-- Begin Input for this task --
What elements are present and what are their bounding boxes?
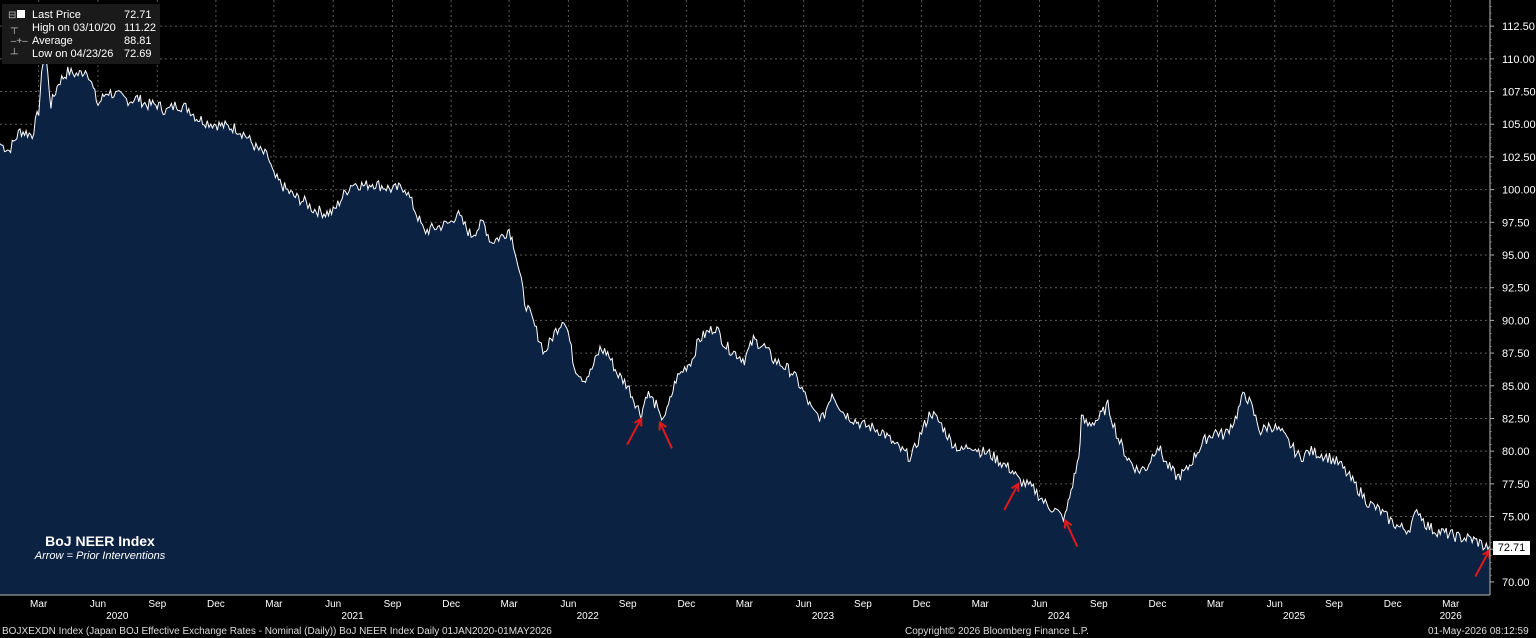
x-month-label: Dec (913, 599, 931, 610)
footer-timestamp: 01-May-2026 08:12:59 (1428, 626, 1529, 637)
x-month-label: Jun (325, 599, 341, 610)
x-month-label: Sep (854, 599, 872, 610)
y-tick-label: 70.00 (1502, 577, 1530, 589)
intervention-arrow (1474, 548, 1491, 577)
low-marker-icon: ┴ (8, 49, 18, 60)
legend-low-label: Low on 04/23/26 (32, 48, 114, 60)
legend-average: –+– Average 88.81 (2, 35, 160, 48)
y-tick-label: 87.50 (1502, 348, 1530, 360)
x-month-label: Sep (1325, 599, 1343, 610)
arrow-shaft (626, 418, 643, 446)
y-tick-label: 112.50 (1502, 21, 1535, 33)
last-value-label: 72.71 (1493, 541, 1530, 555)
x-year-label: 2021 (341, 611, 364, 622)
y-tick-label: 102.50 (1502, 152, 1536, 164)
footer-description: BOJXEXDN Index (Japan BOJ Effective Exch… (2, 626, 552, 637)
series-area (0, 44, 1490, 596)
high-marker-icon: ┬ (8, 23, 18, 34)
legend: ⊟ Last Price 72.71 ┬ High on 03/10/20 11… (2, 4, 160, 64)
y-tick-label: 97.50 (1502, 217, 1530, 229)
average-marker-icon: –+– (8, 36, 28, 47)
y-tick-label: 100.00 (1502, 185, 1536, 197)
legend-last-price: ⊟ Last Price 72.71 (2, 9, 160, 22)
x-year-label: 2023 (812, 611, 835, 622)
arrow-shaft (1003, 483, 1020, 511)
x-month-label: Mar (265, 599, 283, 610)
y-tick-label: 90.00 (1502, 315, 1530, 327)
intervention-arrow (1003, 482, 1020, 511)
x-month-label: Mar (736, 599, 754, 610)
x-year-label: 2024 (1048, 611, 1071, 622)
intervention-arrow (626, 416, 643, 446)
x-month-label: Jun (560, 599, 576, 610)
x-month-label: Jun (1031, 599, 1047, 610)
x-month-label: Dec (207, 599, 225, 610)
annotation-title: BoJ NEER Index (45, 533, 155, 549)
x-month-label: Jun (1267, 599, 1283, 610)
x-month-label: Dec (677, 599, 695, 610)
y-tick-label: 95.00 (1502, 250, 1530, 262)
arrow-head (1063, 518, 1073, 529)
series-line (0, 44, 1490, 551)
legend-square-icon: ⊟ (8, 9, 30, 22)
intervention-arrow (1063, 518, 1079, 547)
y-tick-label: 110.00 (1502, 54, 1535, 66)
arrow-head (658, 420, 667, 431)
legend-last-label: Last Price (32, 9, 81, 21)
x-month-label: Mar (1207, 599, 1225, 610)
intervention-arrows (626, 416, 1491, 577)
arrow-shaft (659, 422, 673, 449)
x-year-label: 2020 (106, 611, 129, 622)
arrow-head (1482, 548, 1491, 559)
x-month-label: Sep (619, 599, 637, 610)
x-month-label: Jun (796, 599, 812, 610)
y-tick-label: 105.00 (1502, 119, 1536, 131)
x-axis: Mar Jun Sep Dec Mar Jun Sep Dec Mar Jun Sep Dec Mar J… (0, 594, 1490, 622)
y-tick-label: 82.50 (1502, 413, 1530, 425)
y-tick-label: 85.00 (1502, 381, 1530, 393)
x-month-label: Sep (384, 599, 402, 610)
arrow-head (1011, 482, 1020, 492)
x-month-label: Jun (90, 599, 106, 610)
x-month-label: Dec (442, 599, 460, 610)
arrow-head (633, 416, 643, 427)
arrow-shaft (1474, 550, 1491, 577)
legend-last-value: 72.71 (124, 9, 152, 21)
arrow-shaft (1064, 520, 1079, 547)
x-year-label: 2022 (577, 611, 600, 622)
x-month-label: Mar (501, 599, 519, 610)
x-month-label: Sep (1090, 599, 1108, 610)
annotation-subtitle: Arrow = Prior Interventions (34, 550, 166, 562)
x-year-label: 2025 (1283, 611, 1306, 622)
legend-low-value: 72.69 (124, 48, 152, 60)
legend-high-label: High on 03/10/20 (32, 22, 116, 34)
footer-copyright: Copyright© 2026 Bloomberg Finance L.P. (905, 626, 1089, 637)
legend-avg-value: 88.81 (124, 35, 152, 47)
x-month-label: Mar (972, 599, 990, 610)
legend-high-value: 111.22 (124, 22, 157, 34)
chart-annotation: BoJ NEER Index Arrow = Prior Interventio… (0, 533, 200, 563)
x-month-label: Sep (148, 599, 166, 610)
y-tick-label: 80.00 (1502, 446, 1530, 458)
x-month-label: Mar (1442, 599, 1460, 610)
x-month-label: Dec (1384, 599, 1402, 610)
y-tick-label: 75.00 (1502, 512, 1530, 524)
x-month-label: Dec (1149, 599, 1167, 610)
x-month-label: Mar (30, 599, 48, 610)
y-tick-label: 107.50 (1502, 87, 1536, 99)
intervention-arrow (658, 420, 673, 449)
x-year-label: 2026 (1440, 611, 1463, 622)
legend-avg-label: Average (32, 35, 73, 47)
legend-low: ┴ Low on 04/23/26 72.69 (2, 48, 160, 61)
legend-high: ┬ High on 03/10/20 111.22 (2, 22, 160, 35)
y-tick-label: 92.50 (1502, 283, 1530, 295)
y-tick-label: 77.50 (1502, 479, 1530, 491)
-- End Input for this task --
## What is expected
Copy out every line of the entries above word for word, leaving out the pictures.

## Solution to the problem
What elements are present and what are their bounding boxes?
x-month-label: Dec (913, 599, 931, 610)
footer-timestamp: 01-May-2026 08:12:59 (1428, 626, 1529, 637)
x-month-label: Jun (325, 599, 341, 610)
x-month-label: Sep (854, 599, 872, 610)
y-tick-label: 70.00 (1502, 577, 1530, 589)
intervention-arrow (1474, 548, 1491, 577)
low-marker-icon: ┴ (8, 49, 18, 60)
legend-low-label: Low on 04/23/26 (32, 48, 114, 60)
legend-average: –+– Average 88.81 (2, 35, 160, 48)
y-tick-label: 87.50 (1502, 348, 1530, 360)
x-month-label: Sep (1325, 599, 1343, 610)
arrow-shaft (626, 418, 643, 446)
y-tick-label: 112.50 (1502, 21, 1535, 33)
last-value-label: 72.71 (1493, 541, 1530, 555)
x-year-label: 2021 (341, 611, 364, 622)
y-tick-label: 102.50 (1502, 152, 1536, 164)
footer-description: BOJXEXDN Index (Japan BOJ Effective Exch… (2, 626, 552, 637)
series-area (0, 44, 1490, 596)
high-marker-icon: ┬ (8, 23, 18, 34)
legend: ⊟ Last Price 72.71 ┬ High on 03/10/20 11… (2, 4, 160, 64)
y-tick-label: 97.50 (1502, 217, 1530, 229)
average-marker-icon: –+– (8, 36, 28, 47)
y-tick-label: 100.00 (1502, 185, 1536, 197)
legend-last-price: ⊟ Last Price 72.71 (2, 9, 160, 22)
x-year-label: 2023 (812, 611, 835, 622)
arrow-shaft (1003, 483, 1020, 511)
x-month-label: Mar (265, 599, 283, 610)
y-tick-label: 90.00 (1502, 315, 1530, 327)
intervention-arrow (1003, 482, 1020, 511)
x-month-label: Mar (736, 599, 754, 610)
x-year-label: 2024 (1048, 611, 1071, 622)
intervention-arrow (626, 416, 643, 446)
x-month-label: Jun (560, 599, 576, 610)
x-month-label: Jun (1031, 599, 1047, 610)
x-month-label: Dec (207, 599, 225, 610)
annotation-title: BoJ NEER Index (45, 533, 155, 549)
x-month-label: Jun (1267, 599, 1283, 610)
x-month-label: Dec (677, 599, 695, 610)
y-tick-label: 95.00 (1502, 250, 1530, 262)
arrow-head (1063, 518, 1073, 529)
series-line (0, 44, 1490, 551)
legend-square-icon: ⊟ (8, 9, 30, 22)
intervention-arrow (1063, 518, 1079, 547)
y-tick-label: 110.00 (1502, 54, 1535, 66)
arrow-head (658, 420, 667, 431)
legend-last-label: Last Price (32, 9, 81, 21)
x-month-label: Mar (1207, 599, 1225, 610)
intervention-arrows (626, 416, 1491, 577)
arrow-shaft (659, 422, 673, 449)
x-year-label: 2020 (106, 611, 129, 622)
arrow-head (1482, 548, 1491, 559)
x-month-label: Sep (619, 599, 637, 610)
x-month-label: Jun (796, 599, 812, 610)
y-tick-label: 105.00 (1502, 119, 1536, 131)
x-axis: Mar Jun Sep Dec Mar Jun Sep Dec Mar Jun Sep Dec Mar J… (0, 594, 1490, 622)
y-tick-label: 82.50 (1502, 413, 1530, 425)
y-tick-label: 85.00 (1502, 381, 1530, 393)
x-month-label: Sep (384, 599, 402, 610)
arrow-head (1011, 482, 1020, 492)
x-month-label: Jun (90, 599, 106, 610)
x-month-label: Dec (442, 599, 460, 610)
arrow-head (633, 416, 643, 427)
arrow-shaft (1474, 550, 1491, 577)
legend-last-value: 72.71 (124, 9, 152, 21)
arrow-shaft (1064, 520, 1079, 547)
x-year-label: 2022 (577, 611, 600, 622)
x-month-label: Mar (501, 599, 519, 610)
x-month-label: Sep (1090, 599, 1108, 610)
annotation-subtitle: Arrow = Prior Interventions (34, 550, 166, 562)
x-year-label: 2025 (1283, 611, 1306, 622)
legend-low-value: 72.69 (124, 48, 152, 60)
legend-high-label: High on 03/10/20 (32, 22, 116, 34)
footer-copyright: Copyright© 2026 Bloomberg Finance L.P. (905, 626, 1089, 637)
legend-avg-value: 88.81 (124, 35, 152, 47)
x-month-label: Mar (972, 599, 990, 610)
legend-high-value: 111.22 (124, 22, 157, 34)
chart-annotation: BoJ NEER Index Arrow = Prior Interventio… (0, 533, 200, 563)
x-month-label: Sep (148, 599, 166, 610)
y-tick-label: 80.00 (1502, 446, 1530, 458)
x-month-label: Mar (1442, 599, 1460, 610)
x-month-label: Dec (1384, 599, 1402, 610)
y-tick-label: 75.00 (1502, 512, 1530, 524)
x-month-label: Dec (1149, 599, 1167, 610)
x-month-label: Mar (30, 599, 48, 610)
y-tick-label: 107.50 (1502, 87, 1536, 99)
intervention-arrow (658, 420, 673, 449)
x-year-label: 2026 (1440, 611, 1463, 622)
legend-avg-label: Average (32, 35, 73, 47)
legend-low: ┴ Low on 04/23/26 72.69 (2, 48, 160, 61)
legend-high: ┬ High on 03/10/20 111.22 (2, 22, 160, 35)
y-tick-label: 92.50 (1502, 283, 1530, 295)
y-tick-label: 77.50 (1502, 479, 1530, 491)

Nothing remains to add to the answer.